# [DATASET EXTRACT]
+-------+
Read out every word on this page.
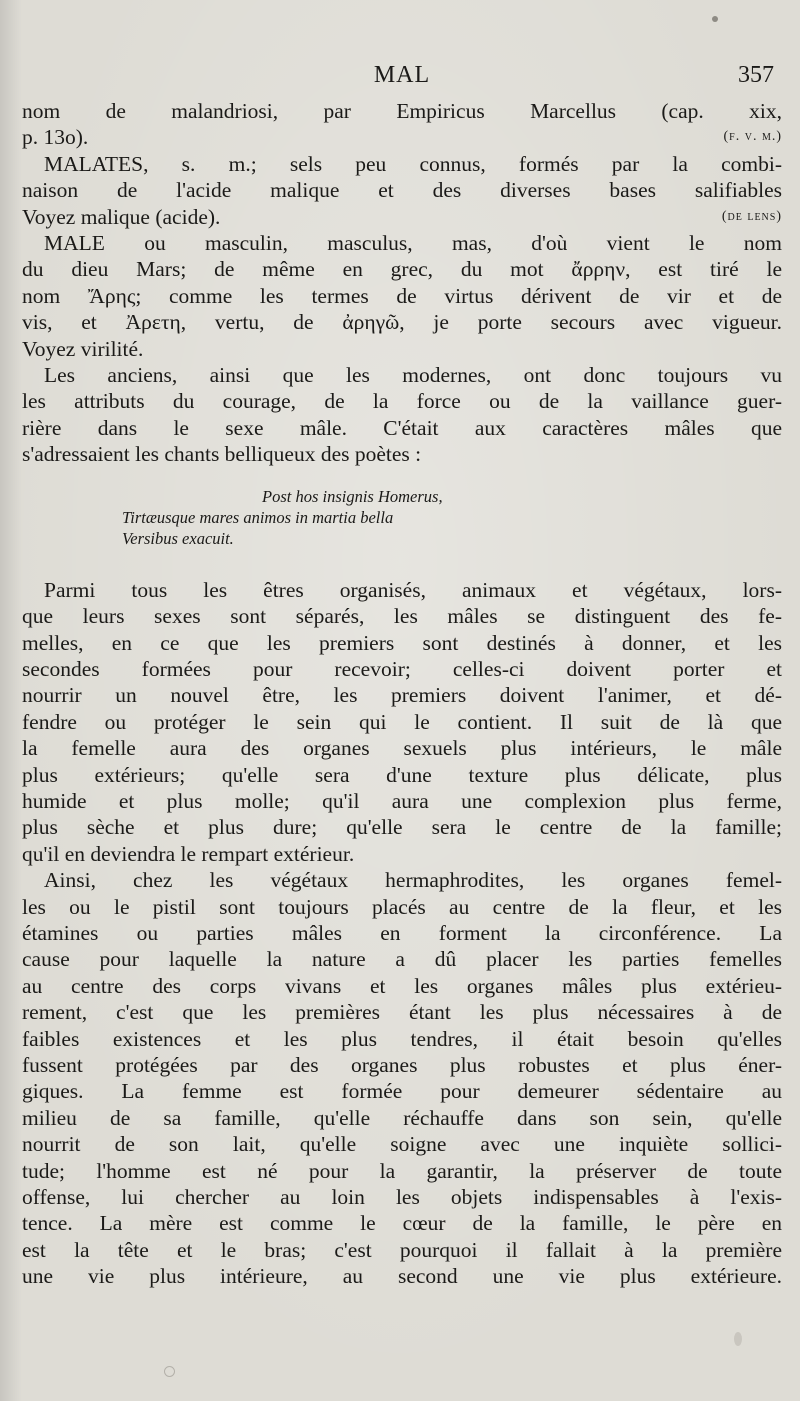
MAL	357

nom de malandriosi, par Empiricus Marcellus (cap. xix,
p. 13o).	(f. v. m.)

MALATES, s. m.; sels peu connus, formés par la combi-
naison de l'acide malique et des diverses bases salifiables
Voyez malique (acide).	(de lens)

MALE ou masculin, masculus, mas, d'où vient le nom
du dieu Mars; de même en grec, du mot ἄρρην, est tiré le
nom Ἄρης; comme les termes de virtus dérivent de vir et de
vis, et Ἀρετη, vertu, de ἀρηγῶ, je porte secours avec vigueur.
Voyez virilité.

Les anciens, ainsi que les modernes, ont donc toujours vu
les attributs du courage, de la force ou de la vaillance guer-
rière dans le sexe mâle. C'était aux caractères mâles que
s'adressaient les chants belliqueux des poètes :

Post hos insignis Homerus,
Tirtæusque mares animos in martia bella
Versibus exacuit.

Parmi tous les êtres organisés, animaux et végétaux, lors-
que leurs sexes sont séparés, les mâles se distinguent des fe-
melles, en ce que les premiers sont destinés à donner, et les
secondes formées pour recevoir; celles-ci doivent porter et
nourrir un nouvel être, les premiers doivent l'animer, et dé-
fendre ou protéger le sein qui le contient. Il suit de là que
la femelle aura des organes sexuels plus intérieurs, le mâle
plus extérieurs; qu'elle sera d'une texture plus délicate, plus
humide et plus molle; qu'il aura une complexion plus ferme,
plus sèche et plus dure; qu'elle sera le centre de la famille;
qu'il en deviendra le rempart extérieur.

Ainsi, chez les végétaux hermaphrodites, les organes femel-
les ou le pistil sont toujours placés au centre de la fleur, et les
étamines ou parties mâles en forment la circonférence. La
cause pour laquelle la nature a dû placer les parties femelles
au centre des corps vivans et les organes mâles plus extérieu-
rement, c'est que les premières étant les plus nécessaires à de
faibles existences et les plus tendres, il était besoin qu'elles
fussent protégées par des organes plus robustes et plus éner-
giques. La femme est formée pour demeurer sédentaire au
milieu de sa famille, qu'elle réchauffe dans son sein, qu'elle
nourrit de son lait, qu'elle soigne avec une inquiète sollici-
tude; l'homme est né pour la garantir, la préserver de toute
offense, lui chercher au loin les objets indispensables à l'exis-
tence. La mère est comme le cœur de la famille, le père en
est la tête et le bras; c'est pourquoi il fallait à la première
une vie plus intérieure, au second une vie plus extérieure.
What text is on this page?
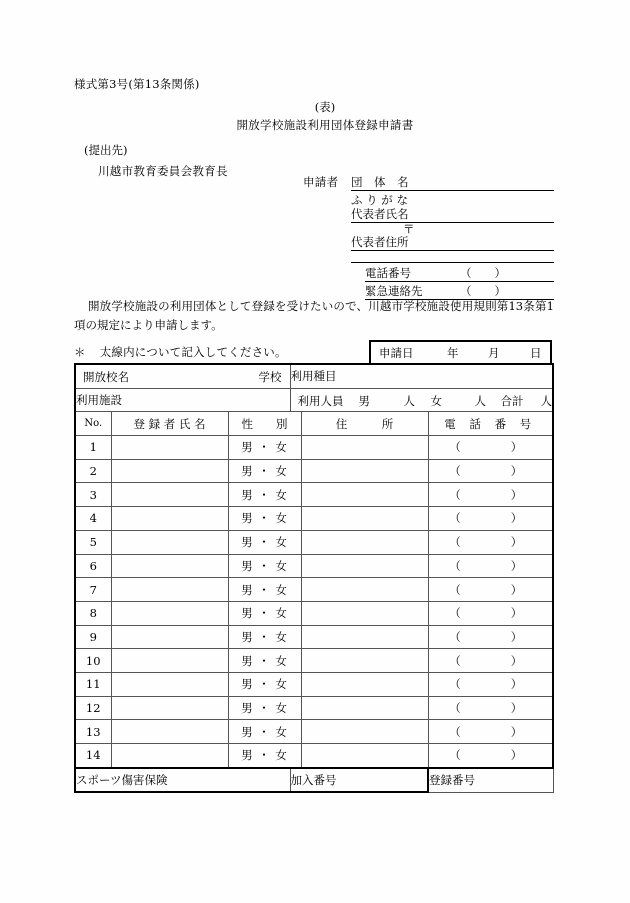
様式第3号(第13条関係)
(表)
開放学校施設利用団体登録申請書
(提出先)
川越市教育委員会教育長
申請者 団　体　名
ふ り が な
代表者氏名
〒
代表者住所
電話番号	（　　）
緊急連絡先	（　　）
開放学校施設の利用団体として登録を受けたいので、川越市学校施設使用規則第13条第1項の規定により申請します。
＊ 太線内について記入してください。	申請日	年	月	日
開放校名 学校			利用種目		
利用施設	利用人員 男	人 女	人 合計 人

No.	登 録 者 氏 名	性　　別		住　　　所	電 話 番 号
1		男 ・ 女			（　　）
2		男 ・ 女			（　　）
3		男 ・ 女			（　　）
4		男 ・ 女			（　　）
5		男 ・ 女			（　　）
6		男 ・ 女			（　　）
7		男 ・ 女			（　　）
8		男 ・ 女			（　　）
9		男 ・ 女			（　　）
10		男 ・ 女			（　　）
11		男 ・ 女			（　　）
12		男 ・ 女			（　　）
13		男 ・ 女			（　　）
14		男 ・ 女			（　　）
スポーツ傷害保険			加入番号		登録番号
+-------+
# [INSTRUCTIONS FOR THE TASK]
Quote each line of the listing exactly, but leave the pictures out.

# [EXERCISE RESPONSE]
Read out every word on this page.
MAL	357

nom de malandriosi, par Empiricus Marcellus (cap. xix,
p. 13o).	(f. v. m.)

MALATES, s. m.; sels peu connus, formés par la combi-
naison de l'acide malique et des diverses bases salifiables
Voyez malique (acide).	(de lens)

MALE ou masculin, masculus, mas, d'où vient le nom
du dieu Mars; de même en grec, du mot ἄρρην, est tiré le
nom Ἄρης; comme les termes de virtus dérivent de vir et de
vis, et Ἀρετη, vertu, de ἀρηγῶ, je porte secours avec vigueur.
Voyez virilité.

Les anciens, ainsi que les modernes, ont donc toujours vu
les attributs du courage, de la force ou de la vaillance guer-
rière dans le sexe mâle. C'était aux caractères mâles que
s'adressaient les chants belliqueux des poètes :

Post hos insignis Homerus,
Tirtæusque mares animos in martia bella
Versibus exacuit.

Parmi tous les êtres organisés, animaux et végétaux, lors-
que leurs sexes sont séparés, les mâles se distinguent des fe-
melles, en ce que les premiers sont destinés à donner, et les
secondes formées pour recevoir; celles-ci doivent porter et
nourrir un nouvel être, les premiers doivent l'animer, et dé-
fendre ou protéger le sein qui le contient. Il suit de là que
la femelle aura des organes sexuels plus intérieurs, le mâle
plus extérieurs; qu'elle sera d'une texture plus délicate, plus
humide et plus molle; qu'il aura une complexion plus ferme,
plus sèche et plus dure; qu'elle sera le centre de la famille;
qu'il en deviendra le rempart extérieur.

Ainsi, chez les végétaux hermaphrodites, les organes femel-
les ou le pistil sont toujours placés au centre de la fleur, et les
étamines ou parties mâles en forment la circonférence. La
cause pour laquelle la nature a dû placer les parties femelles
au centre des corps vivans et les organes mâles plus extérieu-
rement, c'est que les premières étant les plus nécessaires à de
faibles existences et les plus tendres, il était besoin qu'elles
fussent protégées par des organes plus robustes et plus éner-
giques. La femme est formée pour demeurer sédentaire au
milieu de sa famille, qu'elle réchauffe dans son sein, qu'elle
nourrit de son lait, qu'elle soigne avec une inquiète sollici-
tude; l'homme est né pour la garantir, la préserver de toute
offense, lui chercher au loin les objets indispensables à l'exis-
tence. La mère est comme le cœur de la famille, le père en
est la tête et le bras; c'est pourquoi il fallait à la première
une vie plus intérieure, au second une vie plus extérieure.
What text is on this page?
様式第3号(第13条関係)
(表)
開放学校施設利用団体登録申請書
(提出先)
川越市教育委員会教育長
申請者 団　体　名
ふ り が な
代表者氏名
〒
代表者住所
電話番号	（　　）
緊急連絡先	（　　）
開放学校施設の利用団体として登録を受けたいので、川越市学校施設使用規則第13条第1項の規定により申請します。
＊ 太線内について記入してください。	申請日	年	月	日
開放校名 学校			利用種目		
利用施設	利用人員 男	人 女	人 合計 人

No.	登 録 者 氏 名	性　　別		住　　　所	電 話 番 号
1		男 ・ 女			（　　）
2		男 ・ 女			（　　）
3		男 ・ 女			（　　）
4		男 ・ 女			（　　）
5		男 ・ 女			（　　）
6		男 ・ 女			（　　）
7		男 ・ 女			（　　）
8		男 ・ 女			（　　）
9		男 ・ 女			（　　）
10		男 ・ 女			（　　）
11		男 ・ 女			（　　）
12		男 ・ 女			（　　）
13		男 ・ 女			（　　）
14		男 ・ 女			（　　）
スポーツ傷害保険			加入番号		登録番号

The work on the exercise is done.